[Stored entries]
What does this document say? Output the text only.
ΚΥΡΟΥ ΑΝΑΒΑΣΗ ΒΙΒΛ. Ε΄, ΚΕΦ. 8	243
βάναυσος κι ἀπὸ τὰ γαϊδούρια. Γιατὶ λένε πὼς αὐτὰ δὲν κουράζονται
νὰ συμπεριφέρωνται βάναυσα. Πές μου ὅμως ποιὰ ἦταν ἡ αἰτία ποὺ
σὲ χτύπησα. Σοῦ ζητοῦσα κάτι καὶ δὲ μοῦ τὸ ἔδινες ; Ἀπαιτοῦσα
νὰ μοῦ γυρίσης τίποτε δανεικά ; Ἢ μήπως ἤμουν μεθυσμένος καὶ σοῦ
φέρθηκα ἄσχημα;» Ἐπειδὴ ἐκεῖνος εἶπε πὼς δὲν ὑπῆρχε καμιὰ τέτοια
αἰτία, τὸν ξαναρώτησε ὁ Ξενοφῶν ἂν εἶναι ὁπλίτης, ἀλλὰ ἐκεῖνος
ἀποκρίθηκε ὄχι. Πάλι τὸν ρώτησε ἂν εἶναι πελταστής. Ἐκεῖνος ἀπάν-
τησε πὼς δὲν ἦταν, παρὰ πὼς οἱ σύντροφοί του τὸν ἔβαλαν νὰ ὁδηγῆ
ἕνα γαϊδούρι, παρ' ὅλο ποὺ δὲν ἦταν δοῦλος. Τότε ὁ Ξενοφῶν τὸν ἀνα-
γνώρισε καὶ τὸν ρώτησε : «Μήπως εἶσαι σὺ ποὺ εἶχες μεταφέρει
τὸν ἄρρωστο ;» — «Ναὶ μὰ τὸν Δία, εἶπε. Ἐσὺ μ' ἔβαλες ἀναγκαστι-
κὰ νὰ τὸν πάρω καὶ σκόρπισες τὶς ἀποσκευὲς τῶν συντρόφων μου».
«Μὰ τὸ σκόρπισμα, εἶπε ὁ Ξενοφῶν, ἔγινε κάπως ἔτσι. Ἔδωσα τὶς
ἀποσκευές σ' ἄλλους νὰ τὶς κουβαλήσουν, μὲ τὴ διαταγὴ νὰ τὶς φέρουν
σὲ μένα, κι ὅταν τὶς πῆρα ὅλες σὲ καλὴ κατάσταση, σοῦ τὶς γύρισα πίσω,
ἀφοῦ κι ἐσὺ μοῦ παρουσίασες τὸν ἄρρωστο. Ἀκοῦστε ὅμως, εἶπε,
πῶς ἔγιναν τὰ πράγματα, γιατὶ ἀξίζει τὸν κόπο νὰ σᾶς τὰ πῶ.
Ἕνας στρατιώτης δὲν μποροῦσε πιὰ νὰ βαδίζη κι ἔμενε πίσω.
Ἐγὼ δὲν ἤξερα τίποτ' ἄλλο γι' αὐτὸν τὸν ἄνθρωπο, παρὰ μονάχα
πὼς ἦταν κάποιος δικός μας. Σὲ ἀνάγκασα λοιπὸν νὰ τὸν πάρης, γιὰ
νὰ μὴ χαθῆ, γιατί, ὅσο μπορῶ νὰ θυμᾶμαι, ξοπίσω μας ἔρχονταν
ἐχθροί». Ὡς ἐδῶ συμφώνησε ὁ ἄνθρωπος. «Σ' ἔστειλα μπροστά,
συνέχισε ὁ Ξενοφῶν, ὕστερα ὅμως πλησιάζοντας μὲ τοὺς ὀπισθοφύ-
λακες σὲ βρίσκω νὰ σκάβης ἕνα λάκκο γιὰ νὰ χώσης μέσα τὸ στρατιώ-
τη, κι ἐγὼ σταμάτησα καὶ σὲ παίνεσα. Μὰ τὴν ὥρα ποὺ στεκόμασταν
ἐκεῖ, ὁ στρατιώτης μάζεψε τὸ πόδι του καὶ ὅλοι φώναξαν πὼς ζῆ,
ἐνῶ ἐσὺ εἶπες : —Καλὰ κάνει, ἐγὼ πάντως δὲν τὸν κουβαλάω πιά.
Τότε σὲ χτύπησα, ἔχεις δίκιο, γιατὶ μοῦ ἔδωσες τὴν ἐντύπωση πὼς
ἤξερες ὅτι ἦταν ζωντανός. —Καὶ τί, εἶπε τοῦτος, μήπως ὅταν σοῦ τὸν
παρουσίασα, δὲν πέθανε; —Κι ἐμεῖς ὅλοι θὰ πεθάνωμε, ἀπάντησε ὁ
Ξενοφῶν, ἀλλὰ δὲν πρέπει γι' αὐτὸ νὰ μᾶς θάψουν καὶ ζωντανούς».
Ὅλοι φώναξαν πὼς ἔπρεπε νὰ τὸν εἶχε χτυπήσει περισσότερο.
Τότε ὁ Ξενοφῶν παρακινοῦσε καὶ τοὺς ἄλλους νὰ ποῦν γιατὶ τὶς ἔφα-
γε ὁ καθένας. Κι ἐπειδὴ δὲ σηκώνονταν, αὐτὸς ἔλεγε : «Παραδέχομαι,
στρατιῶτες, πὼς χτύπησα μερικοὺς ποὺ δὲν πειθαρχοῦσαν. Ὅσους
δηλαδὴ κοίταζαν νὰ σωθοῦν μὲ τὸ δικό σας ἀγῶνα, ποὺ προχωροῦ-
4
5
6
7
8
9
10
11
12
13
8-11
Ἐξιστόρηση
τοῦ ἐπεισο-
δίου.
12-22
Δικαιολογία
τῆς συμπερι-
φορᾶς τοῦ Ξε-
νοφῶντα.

* * *

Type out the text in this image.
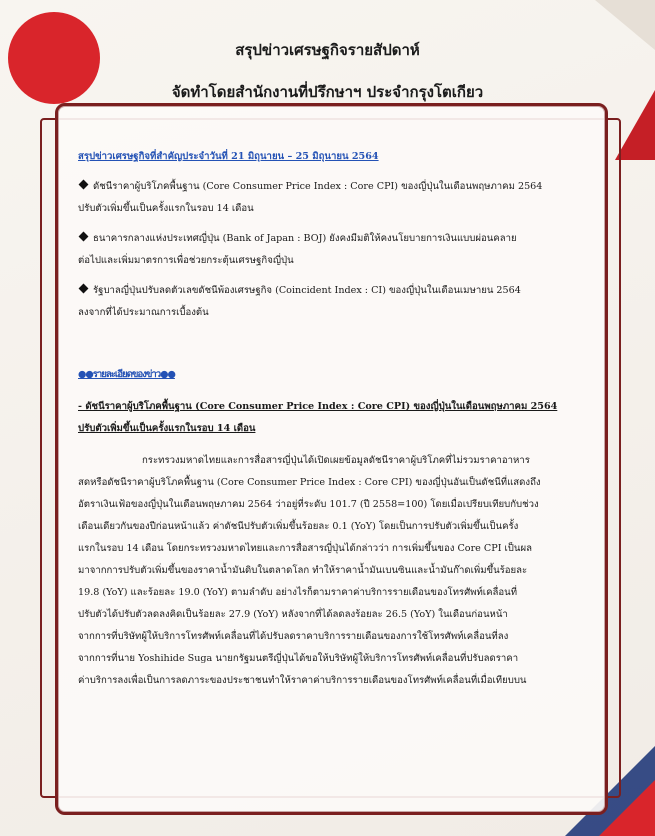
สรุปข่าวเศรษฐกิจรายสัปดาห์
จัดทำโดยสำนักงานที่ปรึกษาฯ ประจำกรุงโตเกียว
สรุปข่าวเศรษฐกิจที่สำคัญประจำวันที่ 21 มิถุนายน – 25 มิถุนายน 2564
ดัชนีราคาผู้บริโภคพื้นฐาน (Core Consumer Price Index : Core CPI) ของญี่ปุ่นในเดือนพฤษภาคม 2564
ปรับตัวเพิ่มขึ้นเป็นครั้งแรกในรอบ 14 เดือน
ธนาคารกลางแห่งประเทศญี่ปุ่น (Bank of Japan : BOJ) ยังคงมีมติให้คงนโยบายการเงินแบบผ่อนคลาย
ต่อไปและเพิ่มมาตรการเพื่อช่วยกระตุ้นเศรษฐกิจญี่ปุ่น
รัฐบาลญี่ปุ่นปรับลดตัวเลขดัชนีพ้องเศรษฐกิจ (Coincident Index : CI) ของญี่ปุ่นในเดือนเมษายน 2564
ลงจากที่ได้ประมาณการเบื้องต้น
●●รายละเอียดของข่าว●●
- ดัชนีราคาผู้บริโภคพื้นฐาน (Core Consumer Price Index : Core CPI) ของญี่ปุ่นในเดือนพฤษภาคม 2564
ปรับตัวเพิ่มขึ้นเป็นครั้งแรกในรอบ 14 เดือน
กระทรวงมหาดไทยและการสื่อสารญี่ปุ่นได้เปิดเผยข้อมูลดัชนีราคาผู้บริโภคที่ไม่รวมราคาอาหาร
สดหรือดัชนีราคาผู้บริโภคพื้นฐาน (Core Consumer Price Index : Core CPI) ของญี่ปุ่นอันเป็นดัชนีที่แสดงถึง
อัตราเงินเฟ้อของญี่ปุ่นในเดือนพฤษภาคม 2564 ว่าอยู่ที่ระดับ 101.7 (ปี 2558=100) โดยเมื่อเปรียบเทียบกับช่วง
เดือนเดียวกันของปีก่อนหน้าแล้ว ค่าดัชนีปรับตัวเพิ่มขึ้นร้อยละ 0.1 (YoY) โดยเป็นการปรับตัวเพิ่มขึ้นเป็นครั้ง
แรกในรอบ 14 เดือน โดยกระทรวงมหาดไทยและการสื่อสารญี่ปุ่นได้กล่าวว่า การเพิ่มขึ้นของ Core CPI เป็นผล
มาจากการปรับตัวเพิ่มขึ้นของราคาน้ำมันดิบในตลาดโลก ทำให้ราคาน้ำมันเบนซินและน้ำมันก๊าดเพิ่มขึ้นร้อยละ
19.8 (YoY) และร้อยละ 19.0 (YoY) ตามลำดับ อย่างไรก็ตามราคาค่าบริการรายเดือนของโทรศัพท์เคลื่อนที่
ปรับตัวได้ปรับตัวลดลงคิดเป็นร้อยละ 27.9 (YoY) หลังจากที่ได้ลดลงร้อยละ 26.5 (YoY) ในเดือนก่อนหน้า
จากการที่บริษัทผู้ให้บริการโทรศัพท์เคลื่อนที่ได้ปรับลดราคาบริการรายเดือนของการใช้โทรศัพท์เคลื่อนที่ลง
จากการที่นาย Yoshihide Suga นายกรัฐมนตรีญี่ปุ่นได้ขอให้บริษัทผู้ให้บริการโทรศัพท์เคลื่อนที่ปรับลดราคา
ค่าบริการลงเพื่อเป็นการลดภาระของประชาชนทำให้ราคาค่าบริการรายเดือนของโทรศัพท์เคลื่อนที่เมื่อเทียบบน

- [PROBLEM TO SOLVE] Find the string "จากการท" in the records, then copy each line where it occurs.

- [FINISHED ANSWER]
จากการที่บริษัทผู้ให้บริการโทรศัพท์เคลื่อนที่ได้ปรับลดราคาบริการรายเดือนของการใช้โทรศัพท์เคลื่อนที่ลง
จากการที่นาย Yoshihide Suga นายกรัฐมนตรีญี่ปุ่นได้ขอให้บริษัทผู้ให้บริการโทรศัพท์เคลื่อนที่ปรับลดราคา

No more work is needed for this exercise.